• _EXERCISE AIM_
Can you copy the lines from the one that contains "Extract all readable text from this page." through the end of the material below, exactly and with nothing else?

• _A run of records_
#####

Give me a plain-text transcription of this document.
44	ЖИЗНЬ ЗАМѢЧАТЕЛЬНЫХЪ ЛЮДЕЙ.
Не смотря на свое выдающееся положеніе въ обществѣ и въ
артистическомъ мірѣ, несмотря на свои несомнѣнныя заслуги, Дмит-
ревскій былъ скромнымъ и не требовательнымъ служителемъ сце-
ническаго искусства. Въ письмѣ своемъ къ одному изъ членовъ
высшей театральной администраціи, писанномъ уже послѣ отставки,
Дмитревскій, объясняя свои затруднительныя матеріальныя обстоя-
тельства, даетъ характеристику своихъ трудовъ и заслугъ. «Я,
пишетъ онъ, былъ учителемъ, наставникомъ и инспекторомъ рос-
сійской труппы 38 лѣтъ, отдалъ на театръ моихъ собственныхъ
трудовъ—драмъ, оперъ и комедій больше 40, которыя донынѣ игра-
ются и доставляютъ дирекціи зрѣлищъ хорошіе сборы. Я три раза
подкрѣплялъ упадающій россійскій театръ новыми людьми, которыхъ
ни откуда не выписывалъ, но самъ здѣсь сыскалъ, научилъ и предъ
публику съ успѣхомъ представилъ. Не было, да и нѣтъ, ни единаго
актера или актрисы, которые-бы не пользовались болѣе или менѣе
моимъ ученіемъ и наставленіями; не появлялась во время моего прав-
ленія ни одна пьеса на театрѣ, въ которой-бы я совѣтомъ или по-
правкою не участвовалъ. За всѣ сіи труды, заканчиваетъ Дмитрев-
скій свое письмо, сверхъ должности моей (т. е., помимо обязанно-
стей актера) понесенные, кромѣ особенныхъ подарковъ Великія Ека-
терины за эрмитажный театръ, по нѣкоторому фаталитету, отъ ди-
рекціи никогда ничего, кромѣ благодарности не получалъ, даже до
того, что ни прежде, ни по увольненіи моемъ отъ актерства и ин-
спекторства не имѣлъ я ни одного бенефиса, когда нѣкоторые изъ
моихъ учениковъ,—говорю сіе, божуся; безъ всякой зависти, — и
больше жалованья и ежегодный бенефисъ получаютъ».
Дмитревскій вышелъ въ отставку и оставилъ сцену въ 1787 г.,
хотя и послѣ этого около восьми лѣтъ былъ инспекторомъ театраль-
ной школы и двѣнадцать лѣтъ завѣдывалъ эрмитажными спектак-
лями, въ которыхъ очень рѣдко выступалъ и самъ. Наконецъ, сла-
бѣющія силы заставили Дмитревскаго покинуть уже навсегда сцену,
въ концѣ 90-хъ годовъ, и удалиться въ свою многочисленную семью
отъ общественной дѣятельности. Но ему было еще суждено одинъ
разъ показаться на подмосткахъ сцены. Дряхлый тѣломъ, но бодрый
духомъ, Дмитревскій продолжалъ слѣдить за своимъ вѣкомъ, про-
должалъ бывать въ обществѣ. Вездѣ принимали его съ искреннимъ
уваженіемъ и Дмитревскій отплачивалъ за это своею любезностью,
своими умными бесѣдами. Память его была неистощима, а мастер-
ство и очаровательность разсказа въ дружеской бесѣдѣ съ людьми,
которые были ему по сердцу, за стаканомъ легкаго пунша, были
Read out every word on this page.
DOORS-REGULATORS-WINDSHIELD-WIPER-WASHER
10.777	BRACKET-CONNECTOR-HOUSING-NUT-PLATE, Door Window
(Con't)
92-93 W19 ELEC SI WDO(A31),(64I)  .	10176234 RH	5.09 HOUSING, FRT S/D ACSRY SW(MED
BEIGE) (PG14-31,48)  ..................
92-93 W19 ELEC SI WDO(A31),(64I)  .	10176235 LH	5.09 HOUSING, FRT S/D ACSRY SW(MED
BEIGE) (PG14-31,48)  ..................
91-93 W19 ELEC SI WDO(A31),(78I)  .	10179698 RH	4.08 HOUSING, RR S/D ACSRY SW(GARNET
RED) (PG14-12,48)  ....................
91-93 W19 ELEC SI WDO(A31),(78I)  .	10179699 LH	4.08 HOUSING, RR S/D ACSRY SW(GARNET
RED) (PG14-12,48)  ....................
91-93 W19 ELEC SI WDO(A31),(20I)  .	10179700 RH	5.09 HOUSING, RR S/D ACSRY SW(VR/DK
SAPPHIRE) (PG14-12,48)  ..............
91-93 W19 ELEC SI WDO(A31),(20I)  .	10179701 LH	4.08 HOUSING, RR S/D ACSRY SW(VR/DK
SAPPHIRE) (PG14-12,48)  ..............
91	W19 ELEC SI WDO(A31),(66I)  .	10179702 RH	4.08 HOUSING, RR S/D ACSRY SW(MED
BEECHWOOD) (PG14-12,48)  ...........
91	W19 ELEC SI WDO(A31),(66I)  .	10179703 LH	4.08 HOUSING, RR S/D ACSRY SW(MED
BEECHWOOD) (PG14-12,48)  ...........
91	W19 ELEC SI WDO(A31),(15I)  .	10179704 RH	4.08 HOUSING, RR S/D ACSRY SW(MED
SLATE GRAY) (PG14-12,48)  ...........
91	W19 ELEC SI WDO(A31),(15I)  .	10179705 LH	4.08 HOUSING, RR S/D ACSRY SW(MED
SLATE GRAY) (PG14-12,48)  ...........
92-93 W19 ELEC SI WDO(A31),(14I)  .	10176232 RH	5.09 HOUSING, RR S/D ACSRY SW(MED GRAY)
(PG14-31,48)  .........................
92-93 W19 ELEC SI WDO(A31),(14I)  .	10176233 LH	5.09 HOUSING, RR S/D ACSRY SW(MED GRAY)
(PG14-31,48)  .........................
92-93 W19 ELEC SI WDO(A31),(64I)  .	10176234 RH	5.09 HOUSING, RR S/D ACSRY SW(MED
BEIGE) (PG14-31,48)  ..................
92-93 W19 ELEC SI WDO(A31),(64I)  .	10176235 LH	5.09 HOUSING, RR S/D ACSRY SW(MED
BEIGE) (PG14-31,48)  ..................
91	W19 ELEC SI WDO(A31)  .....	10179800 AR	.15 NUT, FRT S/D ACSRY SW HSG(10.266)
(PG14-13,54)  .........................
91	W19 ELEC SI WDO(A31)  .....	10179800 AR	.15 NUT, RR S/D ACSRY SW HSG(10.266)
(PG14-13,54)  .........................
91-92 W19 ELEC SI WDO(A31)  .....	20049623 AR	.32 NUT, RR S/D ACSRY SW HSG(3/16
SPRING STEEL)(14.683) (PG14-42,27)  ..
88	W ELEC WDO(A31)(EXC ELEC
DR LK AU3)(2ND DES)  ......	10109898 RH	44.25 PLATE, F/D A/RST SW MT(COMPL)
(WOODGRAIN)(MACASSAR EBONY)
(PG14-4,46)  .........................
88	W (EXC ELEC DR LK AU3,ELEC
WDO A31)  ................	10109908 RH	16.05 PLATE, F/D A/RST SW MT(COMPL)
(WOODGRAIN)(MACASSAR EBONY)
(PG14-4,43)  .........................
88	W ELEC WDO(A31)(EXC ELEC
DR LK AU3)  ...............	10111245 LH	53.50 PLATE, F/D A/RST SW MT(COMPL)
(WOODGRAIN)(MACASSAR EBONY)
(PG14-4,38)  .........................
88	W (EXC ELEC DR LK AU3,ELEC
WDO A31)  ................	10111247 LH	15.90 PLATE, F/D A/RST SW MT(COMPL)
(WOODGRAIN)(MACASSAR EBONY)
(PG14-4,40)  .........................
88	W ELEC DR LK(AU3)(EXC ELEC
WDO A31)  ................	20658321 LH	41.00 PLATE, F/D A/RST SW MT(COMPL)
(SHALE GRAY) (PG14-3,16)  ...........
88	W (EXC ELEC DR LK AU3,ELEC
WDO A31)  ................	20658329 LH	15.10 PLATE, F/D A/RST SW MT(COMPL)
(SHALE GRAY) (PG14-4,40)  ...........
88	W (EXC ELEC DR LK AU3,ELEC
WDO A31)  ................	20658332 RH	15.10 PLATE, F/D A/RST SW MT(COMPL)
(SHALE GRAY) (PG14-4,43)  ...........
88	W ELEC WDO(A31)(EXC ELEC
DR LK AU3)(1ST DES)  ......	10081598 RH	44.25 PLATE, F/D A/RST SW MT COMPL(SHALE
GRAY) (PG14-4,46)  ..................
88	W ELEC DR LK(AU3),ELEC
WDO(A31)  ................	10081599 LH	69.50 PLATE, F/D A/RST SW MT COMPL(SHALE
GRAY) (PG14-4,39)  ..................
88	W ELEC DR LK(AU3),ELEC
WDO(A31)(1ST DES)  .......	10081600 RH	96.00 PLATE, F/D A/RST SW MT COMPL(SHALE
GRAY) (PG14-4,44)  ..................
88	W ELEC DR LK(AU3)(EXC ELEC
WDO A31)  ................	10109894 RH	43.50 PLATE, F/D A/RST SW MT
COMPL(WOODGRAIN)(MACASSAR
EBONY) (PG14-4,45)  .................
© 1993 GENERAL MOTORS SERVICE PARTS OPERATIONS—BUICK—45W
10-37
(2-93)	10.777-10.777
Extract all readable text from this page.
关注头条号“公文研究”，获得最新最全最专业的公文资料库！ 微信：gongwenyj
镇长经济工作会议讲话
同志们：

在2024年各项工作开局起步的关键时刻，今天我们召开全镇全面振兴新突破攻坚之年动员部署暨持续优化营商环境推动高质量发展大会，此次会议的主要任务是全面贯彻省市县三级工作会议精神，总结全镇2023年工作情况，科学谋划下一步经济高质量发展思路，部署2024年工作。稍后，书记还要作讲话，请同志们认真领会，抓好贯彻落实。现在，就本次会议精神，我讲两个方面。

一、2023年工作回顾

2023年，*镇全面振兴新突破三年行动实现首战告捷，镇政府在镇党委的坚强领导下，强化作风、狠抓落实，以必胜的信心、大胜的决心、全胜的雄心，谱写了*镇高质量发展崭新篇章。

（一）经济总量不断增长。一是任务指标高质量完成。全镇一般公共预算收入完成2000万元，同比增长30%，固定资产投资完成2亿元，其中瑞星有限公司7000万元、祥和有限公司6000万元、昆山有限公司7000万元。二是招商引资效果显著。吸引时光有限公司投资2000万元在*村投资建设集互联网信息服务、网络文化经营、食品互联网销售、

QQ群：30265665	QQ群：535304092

#####

• _CORRECT ANSWER_
Extract all readable text from this page.
关注头条号“公文研究”，获得最新最全最专业的公文资料库！ 微信：gongwenyj
镇长经济工作会议讲话
同志们：

在2024年各项工作开局起步的关键时刻，今天我们召开全镇全面振兴新突破攻坚之年动员部署暨持续优化营商环境推动高质量发展大会，此次会议的主要任务是全面贯彻省市县三级工作会议精神，总结全镇2023年工作情况，科学谋划下一步经济高质量发展思路，部署2024年工作。稍后，书记还要作讲话，请同志们认真领会，抓好贯彻落实。现在，就本次会议精神，我讲两个方面。

一、2023年工作回顾

2023年，*镇全面振兴新突破三年行动实现首战告捷，镇政府在镇党委的坚强领导下，强化作风、狠抓落实，以必胜的信心、大胜的决心、全胜的雄心，谱写了*镇高质量发展崭新篇章。

（一）经济总量不断增长。一是任务指标高质量完成。全镇一般公共预算收入完成2000万元，同比增长30%，固定资产投资完成2亿元，其中瑞星有限公司7000万元、祥和有限公司6000万元、昆山有限公司7000万元。二是招商引资效果显著。吸引时光有限公司投资2000万元在*村投资建设集互联网信息服务、网络文化经营、食品互联网销售、

QQ群：30265665	QQ群：535304092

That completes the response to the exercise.